■ **Exercise details**:
Your task is to output the data exactly as it stands.

[Start]

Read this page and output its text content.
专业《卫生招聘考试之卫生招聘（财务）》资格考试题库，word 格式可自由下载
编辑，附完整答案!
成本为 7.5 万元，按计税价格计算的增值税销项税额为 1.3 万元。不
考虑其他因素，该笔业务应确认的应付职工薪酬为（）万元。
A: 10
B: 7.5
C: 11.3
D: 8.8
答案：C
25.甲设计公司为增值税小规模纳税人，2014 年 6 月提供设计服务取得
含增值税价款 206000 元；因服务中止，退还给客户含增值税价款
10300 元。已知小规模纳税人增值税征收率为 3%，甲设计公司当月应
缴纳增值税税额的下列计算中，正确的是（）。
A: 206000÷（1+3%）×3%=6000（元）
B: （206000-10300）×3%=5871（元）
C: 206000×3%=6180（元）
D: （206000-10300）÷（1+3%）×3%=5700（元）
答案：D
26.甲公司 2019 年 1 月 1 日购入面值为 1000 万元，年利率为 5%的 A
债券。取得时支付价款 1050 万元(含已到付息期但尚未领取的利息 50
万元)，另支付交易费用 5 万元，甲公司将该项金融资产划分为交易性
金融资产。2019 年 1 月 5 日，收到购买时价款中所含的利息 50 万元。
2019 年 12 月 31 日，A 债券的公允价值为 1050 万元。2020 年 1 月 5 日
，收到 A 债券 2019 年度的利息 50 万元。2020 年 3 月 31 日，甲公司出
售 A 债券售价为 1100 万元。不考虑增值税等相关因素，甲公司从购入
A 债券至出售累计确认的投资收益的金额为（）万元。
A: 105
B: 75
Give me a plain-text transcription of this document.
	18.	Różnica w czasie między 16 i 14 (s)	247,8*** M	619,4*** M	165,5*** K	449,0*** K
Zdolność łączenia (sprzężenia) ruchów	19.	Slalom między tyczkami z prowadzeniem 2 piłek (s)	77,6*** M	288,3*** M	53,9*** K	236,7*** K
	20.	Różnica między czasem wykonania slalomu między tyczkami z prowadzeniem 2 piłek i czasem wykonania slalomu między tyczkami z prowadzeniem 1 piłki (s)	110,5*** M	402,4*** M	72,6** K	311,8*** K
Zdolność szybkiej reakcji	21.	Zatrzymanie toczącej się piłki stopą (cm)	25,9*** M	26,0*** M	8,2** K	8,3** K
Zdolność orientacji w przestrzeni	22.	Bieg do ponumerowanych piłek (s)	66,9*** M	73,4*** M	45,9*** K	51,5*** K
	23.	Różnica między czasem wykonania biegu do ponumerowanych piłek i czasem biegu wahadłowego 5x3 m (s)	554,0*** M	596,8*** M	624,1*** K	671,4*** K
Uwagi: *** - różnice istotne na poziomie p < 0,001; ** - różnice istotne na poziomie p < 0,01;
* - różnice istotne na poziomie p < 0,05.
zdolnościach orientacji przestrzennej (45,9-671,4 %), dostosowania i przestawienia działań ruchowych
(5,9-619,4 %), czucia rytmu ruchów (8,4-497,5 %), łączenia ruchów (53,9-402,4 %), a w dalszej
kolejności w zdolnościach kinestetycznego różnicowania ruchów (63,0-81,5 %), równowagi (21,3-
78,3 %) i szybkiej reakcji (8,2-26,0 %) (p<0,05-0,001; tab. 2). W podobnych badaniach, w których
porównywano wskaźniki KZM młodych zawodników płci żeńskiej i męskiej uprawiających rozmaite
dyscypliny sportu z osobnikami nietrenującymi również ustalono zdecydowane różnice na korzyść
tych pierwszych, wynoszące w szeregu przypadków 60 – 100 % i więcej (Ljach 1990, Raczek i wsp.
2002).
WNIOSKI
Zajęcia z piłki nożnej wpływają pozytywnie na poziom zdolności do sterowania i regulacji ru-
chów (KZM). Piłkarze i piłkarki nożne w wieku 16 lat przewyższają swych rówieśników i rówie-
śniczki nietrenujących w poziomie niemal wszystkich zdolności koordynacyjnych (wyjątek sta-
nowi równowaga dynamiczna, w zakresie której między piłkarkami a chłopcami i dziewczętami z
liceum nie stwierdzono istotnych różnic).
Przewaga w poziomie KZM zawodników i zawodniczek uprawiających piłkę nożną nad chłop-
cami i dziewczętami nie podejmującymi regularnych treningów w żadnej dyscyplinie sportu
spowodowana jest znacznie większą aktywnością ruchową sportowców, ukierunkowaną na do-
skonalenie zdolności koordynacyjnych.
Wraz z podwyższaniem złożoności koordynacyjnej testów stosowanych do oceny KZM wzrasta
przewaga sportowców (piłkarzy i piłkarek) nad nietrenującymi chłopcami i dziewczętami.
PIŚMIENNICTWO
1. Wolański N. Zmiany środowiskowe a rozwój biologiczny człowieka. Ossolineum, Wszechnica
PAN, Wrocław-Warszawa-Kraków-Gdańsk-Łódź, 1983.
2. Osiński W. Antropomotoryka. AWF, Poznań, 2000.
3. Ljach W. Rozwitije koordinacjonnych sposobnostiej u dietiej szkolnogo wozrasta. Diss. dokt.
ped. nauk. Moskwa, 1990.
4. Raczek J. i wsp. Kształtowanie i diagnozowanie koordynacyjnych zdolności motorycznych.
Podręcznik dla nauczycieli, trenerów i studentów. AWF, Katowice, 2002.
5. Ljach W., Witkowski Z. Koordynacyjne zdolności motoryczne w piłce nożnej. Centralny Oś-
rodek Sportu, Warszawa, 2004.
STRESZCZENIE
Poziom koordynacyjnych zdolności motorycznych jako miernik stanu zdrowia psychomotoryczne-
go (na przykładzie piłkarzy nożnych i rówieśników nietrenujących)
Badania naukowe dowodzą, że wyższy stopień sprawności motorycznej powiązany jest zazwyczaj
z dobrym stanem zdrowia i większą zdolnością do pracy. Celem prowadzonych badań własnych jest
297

[End]

■ **Exercise answer**:
Read this page and output its text content.
专业《卫生招聘考试之卫生招聘（财务）》资格考试题库，word 格式可自由下载
编辑，附完整答案!
成本为 7.5 万元，按计税价格计算的增值税销项税额为 1.3 万元。不
考虑其他因素，该笔业务应确认的应付职工薪酬为（）万元。
A: 10
B: 7.5
C: 11.3
D: 8.8
答案：C
25.甲设计公司为增值税小规模纳税人，2014 年 6 月提供设计服务取得
含增值税价款 206000 元；因服务中止，退还给客户含增值税价款
10300 元。已知小规模纳税人增值税征收率为 3%，甲设计公司当月应
缴纳增值税税额的下列计算中，正确的是（）。
A: 206000÷（1+3%）×3%=6000（元）
B: （206000-10300）×3%=5871（元）
C: 206000×3%=6180（元）
D: （206000-10300）÷（1+3%）×3%=5700（元）
答案：D
26.甲公司 2019 年 1 月 1 日购入面值为 1000 万元，年利率为 5%的 A
债券。取得时支付价款 1050 万元(含已到付息期但尚未领取的利息 50
万元)，另支付交易费用 5 万元，甲公司将该项金融资产划分为交易性
金融资产。2019 年 1 月 5 日，收到购买时价款中所含的利息 50 万元。
2019 年 12 月 31 日，A 债券的公允价值为 1050 万元。2020 年 1 月 5 日
，收到 A 债券 2019 年度的利息 50 万元。2020 年 3 月 31 日，甲公司出
售 A 债券售价为 1100 万元。不考虑增值税等相关因素，甲公司从购入
A 债券至出售累计确认的投资收益的金额为（）万元。
A: 105
B: 75
Give me a plain-text transcription of this document.
	18.	Różnica w czasie między 16 i 14 (s)	247,8*** M	619,4*** M	165,5*** K	449,0*** K
Zdolność łączenia (sprzężenia) ruchów	19.	Slalom między tyczkami z prowadzeniem 2 piłek (s)	77,6*** M	288,3*** M	53,9*** K	236,7*** K
	20.	Różnica między czasem wykonania slalomu między tyczkami z prowadzeniem 2 piłek i czasem wykonania slalomu między tyczkami z prowadzeniem 1 piłki (s)	110,5*** M	402,4*** M	72,6** K	311,8*** K
Zdolność szybkiej reakcji	21.	Zatrzymanie toczącej się piłki stopą (cm)	25,9*** M	26,0*** M	8,2** K	8,3** K
Zdolność orientacji w przestrzeni	22.	Bieg do ponumerowanych piłek (s)	66,9*** M	73,4*** M	45,9*** K	51,5*** K
	23.	Różnica między czasem wykonania biegu do ponumerowanych piłek i czasem biegu wahadłowego 5x3 m (s)	554,0*** M	596,8*** M	624,1*** K	671,4*** K
Uwagi: *** - różnice istotne na poziomie p < 0,001; ** - różnice istotne na poziomie p < 0,01;
* - różnice istotne na poziomie p < 0,05.
zdolnościach orientacji przestrzennej (45,9-671,4 %), dostosowania i przestawienia działań ruchowych
(5,9-619,4 %), czucia rytmu ruchów (8,4-497,5 %), łączenia ruchów (53,9-402,4 %), a w dalszej
kolejności w zdolnościach kinestetycznego różnicowania ruchów (63,0-81,5 %), równowagi (21,3-
78,3 %) i szybkiej reakcji (8,2-26,0 %) (p<0,05-0,001; tab. 2). W podobnych badaniach, w których
porównywano wskaźniki KZM młodych zawodników płci żeńskiej i męskiej uprawiających rozmaite
dyscypliny sportu z osobnikami nietrenującymi również ustalono zdecydowane różnice na korzyść
tych pierwszych, wynoszące w szeregu przypadków 60 – 100 % i więcej (Ljach 1990, Raczek i wsp.
2002).
WNIOSKI
Zajęcia z piłki nożnej wpływają pozytywnie na poziom zdolności do sterowania i regulacji ru-
chów (KZM). Piłkarze i piłkarki nożne w wieku 16 lat przewyższają swych rówieśników i rówie-
śniczki nietrenujących w poziomie niemal wszystkich zdolności koordynacyjnych (wyjątek sta-
nowi równowaga dynamiczna, w zakresie której między piłkarkami a chłopcami i dziewczętami z
liceum nie stwierdzono istotnych różnic).
Przewaga w poziomie KZM zawodników i zawodniczek uprawiających piłkę nożną nad chłop-
cami i dziewczętami nie podejmującymi regularnych treningów w żadnej dyscyplinie sportu
spowodowana jest znacznie większą aktywnością ruchową sportowców, ukierunkowaną na do-
skonalenie zdolności koordynacyjnych.
Wraz z podwyższaniem złożoności koordynacyjnej testów stosowanych do oceny KZM wzrasta
przewaga sportowców (piłkarzy i piłkarek) nad nietrenującymi chłopcami i dziewczętami.
PIŚMIENNICTWO
1. Wolański N. Zmiany środowiskowe a rozwój biologiczny człowieka. Ossolineum, Wszechnica
PAN, Wrocław-Warszawa-Kraków-Gdańsk-Łódź, 1983.
2. Osiński W. Antropomotoryka. AWF, Poznań, 2000.
3. Ljach W. Rozwitije koordinacjonnych sposobnostiej u dietiej szkolnogo wozrasta. Diss. dokt.
ped. nauk. Moskwa, 1990.
4. Raczek J. i wsp. Kształtowanie i diagnozowanie koordynacyjnych zdolności motorycznych.
Podręcznik dla nauczycieli, trenerów i studentów. AWF, Katowice, 2002.
5. Ljach W., Witkowski Z. Koordynacyjne zdolności motoryczne w piłce nożnej. Centralny Oś-
rodek Sportu, Warszawa, 2004.
STRESZCZENIE
Poziom koordynacyjnych zdolności motorycznych jako miernik stanu zdrowia psychomotoryczne-
go (na przykładzie piłkarzy nożnych i rówieśników nietrenujących)
Badania naukowe dowodzą, że wyższy stopień sprawności motorycznej powiązany jest zazwyczaj
z dobrym stanem zdrowia i większą zdolnością do pracy. Celem prowadzonych badań własnych jest
297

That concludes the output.